**WHAT THE EXERCISE ASKS:**
Copy out all the lines where "right" shows up.

**MATERIAL TO PROCESS:**
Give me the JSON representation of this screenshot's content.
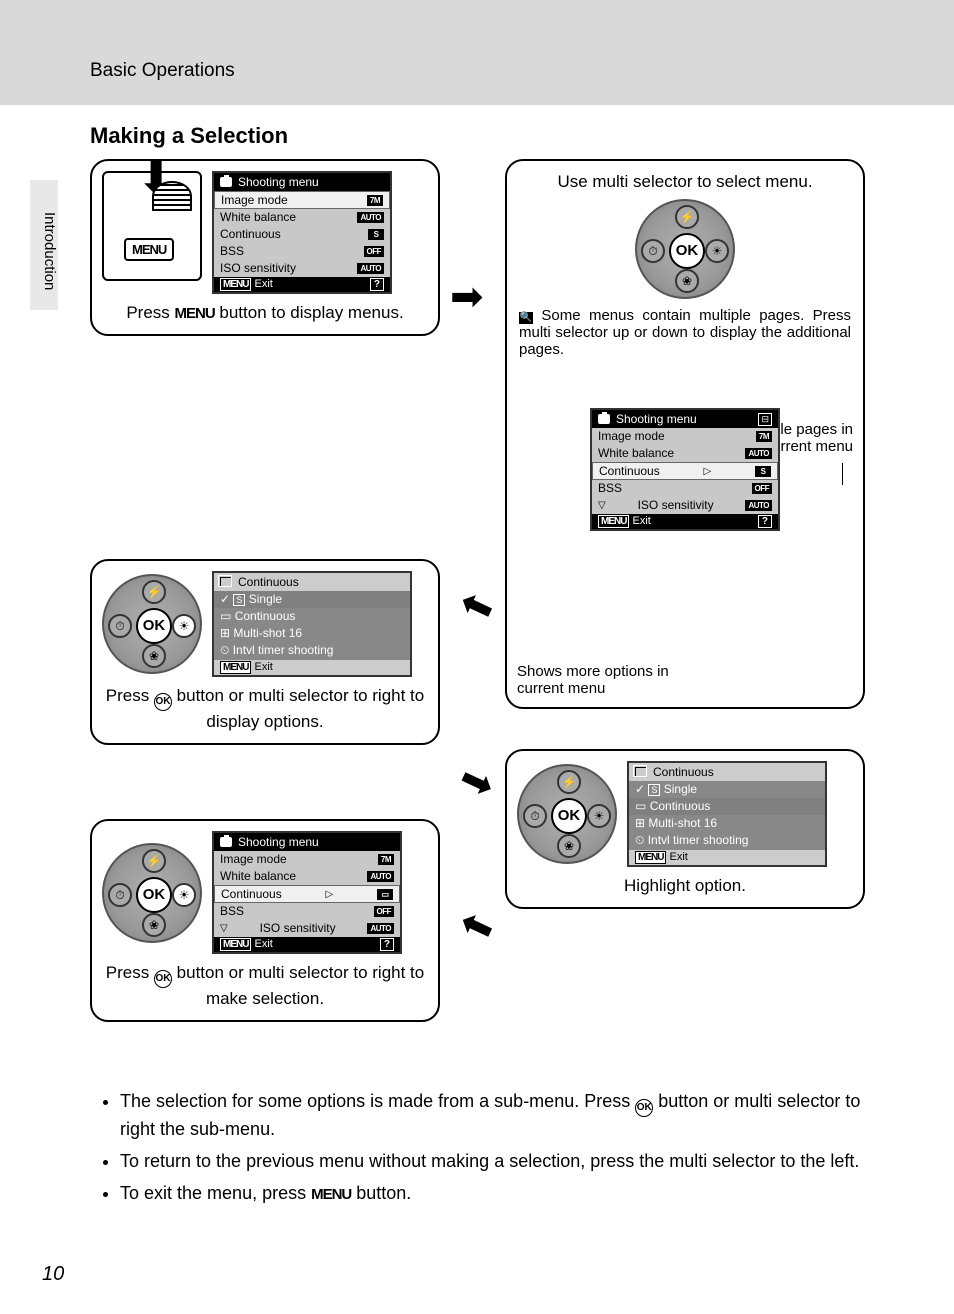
{
  "header": {
    "chapter": "Basic Operations"
  },
  "sidebar": {
    "tab": "Introduction"
  },
  "section": {
    "title": "Making a Selection"
  },
  "page_number": "10",
  "glyphs": {
    "menu": "MENU",
    "ok": "OK",
    "exit": "Exit",
    "question": "?",
    "camera": "◙",
    "flash": "⚡",
    "timer": "⏱",
    "flower": "❀",
    "exp": "☀"
  },
  "step1": {
    "caption_pre": "Press ",
    "caption_post": " button to display menus.",
    "lcd": {
      "title": "Shooting menu",
      "items": [
        {
          "label": "Image mode",
          "tag": "7M",
          "sel": true
        },
        {
          "label": "White balance",
          "tag": "AUTO"
        },
        {
          "label": "Continuous",
          "tag": "S"
        },
        {
          "label": "BSS",
          "tag": "OFF"
        },
        {
          "label": "ISO sensitivity",
          "tag": "AUTO"
        }
      ]
    }
  },
  "step2": {
    "caption_top": "Use multi selector to select menu.",
    "note_pre": " Some menus contain multiple pages. Press multi selector up or down to display the additional pages.",
    "annot_pages": "Shows multiple pages in current menu",
    "annot_more": "Shows more options in current menu",
    "lcd": {
      "title": "Shooting menu",
      "items": [
        {
          "label": "Image mode",
          "tag": "7M"
        },
        {
          "label": "White balance",
          "tag": "AUTO"
        },
        {
          "label": "Continuous",
          "tag": "S",
          "sel": true
        },
        {
          "label": "BSS",
          "tag": "OFF"
        },
        {
          "label": "ISO sensitivity",
          "tag": "AUTO"
        }
      ]
    }
  },
  "step3": {
    "caption_pre": "Press ",
    "caption_mid": " button or multi selector to right to display options.",
    "lcd": {
      "title": "Continuous",
      "items": [
        {
          "label": "Single",
          "hl": true,
          "icon": "S"
        },
        {
          "label": "Continuous",
          "icon": "▭"
        },
        {
          "label": "Multi-shot 16",
          "icon": "⊞"
        },
        {
          "label": "Intvl timer shooting",
          "icon": "⏲"
        }
      ]
    }
  },
  "step4": {
    "caption": "Highlight option.",
    "lcd": {
      "title": "Continuous",
      "items": [
        {
          "label": "Single",
          "icon": "S"
        },
        {
          "label": "Continuous",
          "hl": true,
          "icon": "▭"
        },
        {
          "label": "Multi-shot 16",
          "icon": "⊞"
        },
        {
          "label": "Intvl timer shooting",
          "icon": "⏲"
        }
      ]
    }
  },
  "step5": {
    "caption_pre": "Press ",
    "caption_mid": " button or multi selector to right to make selection.",
    "lcd": {
      "title": "Shooting menu",
      "items": [
        {
          "label": "Image mode",
          "tag": "7M"
        },
        {
          "label": "White balance",
          "tag": "AUTO"
        },
        {
          "label": "Continuous",
          "tag": "▭",
          "sel": true
        },
        {
          "label": "BSS",
          "tag": "OFF"
        },
        {
          "label": "ISO sensitivity",
          "tag": "AUTO"
        }
      ]
    }
  },
  "bullets": {
    "b1_pre": "The selection for some options is made from a sub-menu. Press ",
    "b1_post": " button or multi selector to right the sub-menu.",
    "b2": "To return to the previous menu without making a selection, press the multi selector to the left.",
    "b3_pre": "To exit the menu, press ",
    "b3_post": " button."
  }
}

**ANSWER FOR THE TASK:**
    "caption_mid": " button or multi selector to right to display options.",
    "caption_mid": " button or multi selector to right to make selection.",
    "b1_post": " button or multi selector to right the sub-menu.",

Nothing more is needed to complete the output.